::: STORED ROWS

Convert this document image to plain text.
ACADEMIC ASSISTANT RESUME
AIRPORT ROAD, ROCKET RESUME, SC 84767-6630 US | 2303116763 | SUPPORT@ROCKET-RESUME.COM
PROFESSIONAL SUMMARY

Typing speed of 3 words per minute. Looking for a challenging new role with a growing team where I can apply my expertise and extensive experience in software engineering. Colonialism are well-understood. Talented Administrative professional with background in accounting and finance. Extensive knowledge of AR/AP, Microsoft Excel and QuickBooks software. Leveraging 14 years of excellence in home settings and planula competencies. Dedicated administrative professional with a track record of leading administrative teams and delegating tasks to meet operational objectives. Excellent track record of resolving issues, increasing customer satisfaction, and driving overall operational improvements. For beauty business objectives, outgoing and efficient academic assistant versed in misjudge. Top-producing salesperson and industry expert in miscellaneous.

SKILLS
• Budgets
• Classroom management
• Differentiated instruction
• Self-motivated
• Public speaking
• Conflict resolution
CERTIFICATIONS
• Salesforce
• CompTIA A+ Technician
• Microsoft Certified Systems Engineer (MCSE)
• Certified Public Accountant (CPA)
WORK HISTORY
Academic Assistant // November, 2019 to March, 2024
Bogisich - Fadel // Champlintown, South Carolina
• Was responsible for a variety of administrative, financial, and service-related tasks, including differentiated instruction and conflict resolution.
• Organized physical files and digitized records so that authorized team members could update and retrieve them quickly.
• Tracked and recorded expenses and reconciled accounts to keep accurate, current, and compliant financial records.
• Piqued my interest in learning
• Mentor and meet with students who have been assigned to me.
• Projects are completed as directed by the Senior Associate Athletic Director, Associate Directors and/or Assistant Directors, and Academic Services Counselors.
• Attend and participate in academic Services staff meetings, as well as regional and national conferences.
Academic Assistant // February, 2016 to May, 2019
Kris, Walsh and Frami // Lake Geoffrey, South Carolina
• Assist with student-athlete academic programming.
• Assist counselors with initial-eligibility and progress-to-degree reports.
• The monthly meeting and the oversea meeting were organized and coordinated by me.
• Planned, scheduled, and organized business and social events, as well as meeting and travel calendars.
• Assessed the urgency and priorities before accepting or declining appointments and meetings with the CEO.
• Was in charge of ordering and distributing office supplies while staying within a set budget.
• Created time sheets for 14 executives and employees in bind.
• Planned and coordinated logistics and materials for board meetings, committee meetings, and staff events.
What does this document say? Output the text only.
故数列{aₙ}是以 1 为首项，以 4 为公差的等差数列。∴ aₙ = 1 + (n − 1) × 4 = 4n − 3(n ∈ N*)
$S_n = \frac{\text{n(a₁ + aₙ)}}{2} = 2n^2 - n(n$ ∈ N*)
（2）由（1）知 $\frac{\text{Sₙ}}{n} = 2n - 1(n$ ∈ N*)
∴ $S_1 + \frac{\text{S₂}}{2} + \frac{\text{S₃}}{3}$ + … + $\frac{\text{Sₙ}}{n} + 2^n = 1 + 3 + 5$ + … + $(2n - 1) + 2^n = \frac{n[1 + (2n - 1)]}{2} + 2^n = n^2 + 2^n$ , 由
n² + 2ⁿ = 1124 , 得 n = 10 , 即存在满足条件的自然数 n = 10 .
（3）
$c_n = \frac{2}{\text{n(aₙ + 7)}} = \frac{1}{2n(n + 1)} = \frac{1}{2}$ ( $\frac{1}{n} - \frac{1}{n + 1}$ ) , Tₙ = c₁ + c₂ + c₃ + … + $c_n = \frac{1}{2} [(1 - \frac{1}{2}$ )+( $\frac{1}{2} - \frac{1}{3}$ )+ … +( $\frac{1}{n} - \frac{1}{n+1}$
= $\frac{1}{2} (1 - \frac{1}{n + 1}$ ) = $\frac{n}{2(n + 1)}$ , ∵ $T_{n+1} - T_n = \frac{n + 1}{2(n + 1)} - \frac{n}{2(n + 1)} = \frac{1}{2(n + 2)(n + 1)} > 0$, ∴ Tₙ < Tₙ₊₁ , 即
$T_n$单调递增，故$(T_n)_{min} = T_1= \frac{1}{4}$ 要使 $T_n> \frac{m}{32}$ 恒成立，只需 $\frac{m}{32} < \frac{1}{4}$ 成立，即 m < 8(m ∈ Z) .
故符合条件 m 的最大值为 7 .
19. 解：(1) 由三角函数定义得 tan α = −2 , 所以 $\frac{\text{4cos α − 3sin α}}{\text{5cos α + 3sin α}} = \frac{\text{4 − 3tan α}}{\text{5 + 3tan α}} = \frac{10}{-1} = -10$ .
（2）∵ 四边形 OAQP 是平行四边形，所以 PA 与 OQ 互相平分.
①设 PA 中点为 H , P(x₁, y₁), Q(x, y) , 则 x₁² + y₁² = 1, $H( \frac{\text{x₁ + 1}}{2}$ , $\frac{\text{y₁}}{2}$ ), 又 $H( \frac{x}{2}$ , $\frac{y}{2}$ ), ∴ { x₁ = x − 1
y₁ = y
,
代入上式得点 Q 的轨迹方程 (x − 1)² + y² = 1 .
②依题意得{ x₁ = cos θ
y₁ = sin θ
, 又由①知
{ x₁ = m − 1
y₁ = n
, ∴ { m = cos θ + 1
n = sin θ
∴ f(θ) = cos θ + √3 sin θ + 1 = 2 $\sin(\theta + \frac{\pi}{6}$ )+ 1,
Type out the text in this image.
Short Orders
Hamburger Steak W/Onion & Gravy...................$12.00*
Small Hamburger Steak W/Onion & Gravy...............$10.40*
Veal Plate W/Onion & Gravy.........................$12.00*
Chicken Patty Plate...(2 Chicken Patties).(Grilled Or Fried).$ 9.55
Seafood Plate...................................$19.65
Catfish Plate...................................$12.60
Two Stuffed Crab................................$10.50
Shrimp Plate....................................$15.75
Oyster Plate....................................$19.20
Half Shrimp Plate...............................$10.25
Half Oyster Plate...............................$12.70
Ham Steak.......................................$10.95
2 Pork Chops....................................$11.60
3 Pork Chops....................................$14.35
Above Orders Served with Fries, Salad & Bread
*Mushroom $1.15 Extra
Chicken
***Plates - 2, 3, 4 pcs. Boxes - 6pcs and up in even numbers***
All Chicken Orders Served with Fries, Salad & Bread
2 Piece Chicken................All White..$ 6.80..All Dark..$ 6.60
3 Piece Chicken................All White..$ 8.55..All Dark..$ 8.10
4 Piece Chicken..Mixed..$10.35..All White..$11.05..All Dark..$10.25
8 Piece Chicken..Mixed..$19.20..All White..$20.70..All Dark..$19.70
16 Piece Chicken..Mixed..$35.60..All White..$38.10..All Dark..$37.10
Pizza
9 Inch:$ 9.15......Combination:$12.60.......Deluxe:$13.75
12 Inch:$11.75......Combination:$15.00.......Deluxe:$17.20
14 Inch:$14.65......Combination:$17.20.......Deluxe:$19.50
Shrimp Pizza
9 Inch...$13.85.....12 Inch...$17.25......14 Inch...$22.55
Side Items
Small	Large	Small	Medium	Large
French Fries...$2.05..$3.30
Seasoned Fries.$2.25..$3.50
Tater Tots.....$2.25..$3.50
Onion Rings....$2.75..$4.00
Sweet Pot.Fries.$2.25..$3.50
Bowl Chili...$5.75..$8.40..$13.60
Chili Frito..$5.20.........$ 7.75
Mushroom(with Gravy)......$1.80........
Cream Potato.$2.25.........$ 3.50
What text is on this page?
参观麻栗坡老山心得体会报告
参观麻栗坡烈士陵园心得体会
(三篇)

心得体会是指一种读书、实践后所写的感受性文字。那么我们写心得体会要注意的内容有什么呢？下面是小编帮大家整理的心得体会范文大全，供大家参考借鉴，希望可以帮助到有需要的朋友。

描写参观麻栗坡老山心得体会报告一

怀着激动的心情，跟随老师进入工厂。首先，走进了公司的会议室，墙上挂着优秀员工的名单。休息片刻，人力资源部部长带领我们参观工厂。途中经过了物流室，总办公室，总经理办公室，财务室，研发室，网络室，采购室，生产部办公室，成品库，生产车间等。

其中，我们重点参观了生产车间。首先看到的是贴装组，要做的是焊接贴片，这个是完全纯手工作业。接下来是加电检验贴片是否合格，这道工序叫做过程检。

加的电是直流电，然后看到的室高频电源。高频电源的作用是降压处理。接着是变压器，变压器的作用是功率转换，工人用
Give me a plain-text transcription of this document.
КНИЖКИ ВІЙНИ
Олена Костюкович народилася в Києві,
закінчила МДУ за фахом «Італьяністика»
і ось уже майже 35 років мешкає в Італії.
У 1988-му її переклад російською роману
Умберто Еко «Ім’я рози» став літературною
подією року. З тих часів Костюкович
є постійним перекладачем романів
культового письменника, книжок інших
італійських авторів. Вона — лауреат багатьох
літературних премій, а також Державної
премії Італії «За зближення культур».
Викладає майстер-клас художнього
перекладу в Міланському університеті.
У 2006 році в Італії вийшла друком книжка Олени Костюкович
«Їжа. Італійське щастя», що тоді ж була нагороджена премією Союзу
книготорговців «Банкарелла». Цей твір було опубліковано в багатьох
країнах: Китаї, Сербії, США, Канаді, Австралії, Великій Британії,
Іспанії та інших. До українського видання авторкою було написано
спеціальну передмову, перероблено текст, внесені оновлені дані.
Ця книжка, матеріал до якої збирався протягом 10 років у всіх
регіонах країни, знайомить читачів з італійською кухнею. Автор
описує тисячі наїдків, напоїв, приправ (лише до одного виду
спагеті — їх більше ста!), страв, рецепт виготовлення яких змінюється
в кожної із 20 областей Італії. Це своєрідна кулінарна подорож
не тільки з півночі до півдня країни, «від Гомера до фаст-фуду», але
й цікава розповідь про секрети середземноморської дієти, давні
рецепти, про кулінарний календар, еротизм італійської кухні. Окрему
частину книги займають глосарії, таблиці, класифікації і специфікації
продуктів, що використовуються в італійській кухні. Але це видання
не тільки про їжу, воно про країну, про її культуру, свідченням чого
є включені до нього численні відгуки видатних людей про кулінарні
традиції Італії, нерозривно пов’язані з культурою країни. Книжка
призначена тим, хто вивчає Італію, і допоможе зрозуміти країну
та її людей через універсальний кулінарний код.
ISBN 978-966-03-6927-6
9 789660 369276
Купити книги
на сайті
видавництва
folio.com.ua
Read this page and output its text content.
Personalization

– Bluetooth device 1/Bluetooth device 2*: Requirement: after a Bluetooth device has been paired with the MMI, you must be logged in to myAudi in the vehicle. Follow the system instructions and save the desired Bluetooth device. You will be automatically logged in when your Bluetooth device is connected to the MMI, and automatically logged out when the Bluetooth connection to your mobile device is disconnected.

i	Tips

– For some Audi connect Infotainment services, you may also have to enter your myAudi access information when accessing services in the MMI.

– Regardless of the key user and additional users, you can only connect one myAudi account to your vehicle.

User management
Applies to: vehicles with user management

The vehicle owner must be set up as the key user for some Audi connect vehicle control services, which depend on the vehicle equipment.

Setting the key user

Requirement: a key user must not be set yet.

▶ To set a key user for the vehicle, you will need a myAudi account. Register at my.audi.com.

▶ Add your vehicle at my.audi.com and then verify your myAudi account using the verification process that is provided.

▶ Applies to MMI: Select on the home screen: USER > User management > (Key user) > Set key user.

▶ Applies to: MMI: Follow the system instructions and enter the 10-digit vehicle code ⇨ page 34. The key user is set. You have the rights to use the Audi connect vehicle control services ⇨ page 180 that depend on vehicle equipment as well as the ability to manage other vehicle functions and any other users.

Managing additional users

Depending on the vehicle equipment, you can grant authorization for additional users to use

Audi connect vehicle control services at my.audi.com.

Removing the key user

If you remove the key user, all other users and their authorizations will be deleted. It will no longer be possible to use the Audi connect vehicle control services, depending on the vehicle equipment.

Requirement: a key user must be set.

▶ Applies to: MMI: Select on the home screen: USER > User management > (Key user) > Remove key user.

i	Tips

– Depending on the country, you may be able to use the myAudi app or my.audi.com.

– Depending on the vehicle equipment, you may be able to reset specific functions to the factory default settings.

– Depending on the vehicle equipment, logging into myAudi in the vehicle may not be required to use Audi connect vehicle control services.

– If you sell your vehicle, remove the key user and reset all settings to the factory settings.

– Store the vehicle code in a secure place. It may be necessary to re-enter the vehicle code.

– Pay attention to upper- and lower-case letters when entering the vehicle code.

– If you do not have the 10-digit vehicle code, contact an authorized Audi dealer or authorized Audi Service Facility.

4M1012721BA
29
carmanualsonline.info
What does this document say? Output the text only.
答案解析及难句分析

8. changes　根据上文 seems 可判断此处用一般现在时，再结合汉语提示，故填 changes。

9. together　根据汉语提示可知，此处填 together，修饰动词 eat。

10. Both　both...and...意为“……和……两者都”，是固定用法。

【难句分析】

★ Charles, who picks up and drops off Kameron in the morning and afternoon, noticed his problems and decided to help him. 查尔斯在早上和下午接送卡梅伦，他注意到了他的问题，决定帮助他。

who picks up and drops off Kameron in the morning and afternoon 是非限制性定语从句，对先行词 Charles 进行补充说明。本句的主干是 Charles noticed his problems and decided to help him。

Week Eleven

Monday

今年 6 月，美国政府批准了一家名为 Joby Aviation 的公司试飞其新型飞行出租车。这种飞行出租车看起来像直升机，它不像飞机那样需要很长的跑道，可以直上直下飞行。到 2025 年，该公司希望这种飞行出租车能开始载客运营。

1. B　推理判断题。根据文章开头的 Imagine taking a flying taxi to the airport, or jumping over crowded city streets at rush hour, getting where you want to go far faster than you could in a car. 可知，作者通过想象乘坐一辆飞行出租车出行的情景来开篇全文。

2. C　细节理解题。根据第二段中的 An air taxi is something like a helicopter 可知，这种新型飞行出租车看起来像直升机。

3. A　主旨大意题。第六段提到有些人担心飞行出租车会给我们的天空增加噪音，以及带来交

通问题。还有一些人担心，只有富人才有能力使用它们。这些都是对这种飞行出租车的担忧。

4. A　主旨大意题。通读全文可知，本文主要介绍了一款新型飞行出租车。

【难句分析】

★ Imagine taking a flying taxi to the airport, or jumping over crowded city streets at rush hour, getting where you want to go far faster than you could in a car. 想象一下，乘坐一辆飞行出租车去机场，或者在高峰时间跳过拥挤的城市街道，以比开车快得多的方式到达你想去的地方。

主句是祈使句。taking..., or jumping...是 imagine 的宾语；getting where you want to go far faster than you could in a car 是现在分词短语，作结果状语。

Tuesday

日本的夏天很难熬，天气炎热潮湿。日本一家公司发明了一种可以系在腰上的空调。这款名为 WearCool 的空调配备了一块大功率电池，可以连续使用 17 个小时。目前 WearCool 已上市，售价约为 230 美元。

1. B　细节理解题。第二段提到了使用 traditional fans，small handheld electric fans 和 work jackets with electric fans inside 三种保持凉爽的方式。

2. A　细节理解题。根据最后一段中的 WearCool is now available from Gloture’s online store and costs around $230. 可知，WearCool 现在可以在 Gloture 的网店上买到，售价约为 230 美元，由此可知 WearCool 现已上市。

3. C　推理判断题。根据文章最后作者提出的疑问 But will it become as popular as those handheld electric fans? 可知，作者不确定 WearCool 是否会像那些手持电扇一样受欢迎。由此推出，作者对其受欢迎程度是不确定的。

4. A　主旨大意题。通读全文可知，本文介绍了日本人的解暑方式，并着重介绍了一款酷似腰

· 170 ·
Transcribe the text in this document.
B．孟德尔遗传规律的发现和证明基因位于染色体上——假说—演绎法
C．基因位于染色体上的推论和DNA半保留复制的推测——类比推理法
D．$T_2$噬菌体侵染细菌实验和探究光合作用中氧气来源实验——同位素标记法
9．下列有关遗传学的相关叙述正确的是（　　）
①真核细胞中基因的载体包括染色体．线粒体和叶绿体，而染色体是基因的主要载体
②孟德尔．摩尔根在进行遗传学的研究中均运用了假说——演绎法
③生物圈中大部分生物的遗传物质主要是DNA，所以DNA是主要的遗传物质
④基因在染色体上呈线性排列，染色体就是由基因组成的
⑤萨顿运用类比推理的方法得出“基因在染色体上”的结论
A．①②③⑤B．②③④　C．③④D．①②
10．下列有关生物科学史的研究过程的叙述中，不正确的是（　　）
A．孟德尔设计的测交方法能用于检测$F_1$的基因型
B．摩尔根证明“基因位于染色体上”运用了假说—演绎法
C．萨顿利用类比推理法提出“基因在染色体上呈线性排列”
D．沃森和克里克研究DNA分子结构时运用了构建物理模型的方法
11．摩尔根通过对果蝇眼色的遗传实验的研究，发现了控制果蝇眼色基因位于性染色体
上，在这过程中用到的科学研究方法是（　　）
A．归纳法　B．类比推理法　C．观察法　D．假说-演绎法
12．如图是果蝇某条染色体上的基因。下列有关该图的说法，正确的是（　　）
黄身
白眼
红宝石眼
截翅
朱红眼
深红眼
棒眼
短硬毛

::::::

TASK INSTRUCTIONS: Scan the material above. Copy each line that holds the word "tasks".

FINAL RESULT:
Typing speed of 3 words per minute. Looking for a challenging new role with a growing team where I can apply my expertise and extensive experience in software engineering. Colonialism are well-understood. Talented Administrative professional with background in accounting and finance. Extensive knowledge of AR/AP, Microsoft Excel and QuickBooks software. Leveraging 14 years of excellence in home settings and planula competencies. Dedicated administrative professional with a track record of leading administrative teams and delegating tasks to meet operational objectives. Excellent track record of resolving issues, increasing customer satisfaction, and driving overall operational improvements. For beauty business objectives, outgoing and efficient academic assistant versed in misjudge. Top-producing salesperson and industry expert in miscellaneous.
• Was responsible for a variety of administrative, financial, and service-related tasks, including differentiated instruction and conflict resolution.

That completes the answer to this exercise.